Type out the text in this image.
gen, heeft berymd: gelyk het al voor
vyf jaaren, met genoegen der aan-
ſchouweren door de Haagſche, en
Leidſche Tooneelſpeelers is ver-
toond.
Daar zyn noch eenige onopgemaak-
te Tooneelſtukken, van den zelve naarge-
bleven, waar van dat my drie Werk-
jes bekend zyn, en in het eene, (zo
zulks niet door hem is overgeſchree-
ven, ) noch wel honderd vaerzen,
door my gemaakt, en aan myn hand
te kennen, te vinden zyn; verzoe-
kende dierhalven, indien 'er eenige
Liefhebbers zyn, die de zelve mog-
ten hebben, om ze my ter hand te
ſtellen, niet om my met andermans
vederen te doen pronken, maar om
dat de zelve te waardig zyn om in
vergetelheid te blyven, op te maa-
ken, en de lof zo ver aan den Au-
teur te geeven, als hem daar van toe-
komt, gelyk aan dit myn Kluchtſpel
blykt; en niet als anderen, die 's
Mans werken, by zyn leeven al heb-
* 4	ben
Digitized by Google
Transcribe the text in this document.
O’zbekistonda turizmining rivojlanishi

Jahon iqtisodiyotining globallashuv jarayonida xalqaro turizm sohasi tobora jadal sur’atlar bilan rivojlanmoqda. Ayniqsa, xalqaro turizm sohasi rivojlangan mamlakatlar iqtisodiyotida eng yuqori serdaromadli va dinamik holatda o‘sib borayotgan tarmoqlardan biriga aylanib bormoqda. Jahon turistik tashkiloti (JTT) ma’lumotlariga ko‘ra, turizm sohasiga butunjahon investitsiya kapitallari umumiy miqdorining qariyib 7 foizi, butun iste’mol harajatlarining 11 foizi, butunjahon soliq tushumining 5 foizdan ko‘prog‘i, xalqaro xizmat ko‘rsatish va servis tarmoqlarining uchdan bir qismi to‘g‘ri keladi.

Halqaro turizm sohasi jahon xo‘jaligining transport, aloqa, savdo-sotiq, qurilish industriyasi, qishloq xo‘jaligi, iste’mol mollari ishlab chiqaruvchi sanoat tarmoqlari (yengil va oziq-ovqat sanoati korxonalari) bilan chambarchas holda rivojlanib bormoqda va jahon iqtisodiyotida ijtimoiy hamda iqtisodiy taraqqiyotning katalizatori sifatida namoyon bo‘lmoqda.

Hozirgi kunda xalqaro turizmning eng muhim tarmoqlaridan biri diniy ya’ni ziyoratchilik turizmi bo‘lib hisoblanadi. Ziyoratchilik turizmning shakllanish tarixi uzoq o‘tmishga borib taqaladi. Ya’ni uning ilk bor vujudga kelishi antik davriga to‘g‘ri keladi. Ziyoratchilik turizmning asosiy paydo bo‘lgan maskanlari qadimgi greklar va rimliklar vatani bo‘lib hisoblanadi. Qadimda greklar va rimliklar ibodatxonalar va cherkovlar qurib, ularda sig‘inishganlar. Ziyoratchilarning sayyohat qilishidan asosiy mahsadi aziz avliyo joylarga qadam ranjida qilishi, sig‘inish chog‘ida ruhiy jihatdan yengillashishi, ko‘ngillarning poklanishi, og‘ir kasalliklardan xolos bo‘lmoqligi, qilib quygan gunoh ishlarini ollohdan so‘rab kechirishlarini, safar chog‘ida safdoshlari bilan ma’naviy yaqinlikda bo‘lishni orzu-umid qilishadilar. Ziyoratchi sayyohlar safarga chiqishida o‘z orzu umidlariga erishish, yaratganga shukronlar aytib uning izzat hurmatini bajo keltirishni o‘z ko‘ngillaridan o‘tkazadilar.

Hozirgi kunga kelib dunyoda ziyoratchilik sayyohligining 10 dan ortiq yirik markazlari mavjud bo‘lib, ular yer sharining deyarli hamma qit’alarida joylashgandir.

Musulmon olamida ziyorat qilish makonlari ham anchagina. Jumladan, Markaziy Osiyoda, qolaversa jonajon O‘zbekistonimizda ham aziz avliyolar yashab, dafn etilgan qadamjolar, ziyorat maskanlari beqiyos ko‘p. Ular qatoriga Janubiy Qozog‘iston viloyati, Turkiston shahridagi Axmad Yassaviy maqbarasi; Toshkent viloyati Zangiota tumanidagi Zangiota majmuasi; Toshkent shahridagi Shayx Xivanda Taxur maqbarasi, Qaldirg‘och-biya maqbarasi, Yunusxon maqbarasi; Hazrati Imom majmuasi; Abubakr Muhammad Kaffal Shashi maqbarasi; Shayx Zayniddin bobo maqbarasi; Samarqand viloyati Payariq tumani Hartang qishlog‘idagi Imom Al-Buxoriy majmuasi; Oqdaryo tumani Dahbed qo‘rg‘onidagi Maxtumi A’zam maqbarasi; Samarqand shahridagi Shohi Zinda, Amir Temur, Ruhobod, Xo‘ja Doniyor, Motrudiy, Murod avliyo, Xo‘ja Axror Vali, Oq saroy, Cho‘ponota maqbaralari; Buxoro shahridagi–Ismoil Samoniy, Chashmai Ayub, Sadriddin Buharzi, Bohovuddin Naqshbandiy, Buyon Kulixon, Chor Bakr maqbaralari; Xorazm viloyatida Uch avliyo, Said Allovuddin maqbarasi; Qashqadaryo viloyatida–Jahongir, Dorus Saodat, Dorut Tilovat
━━━━━━━━━━
Do this: On how many lines does the word "door" appear? Answer with only the number.

Result: 3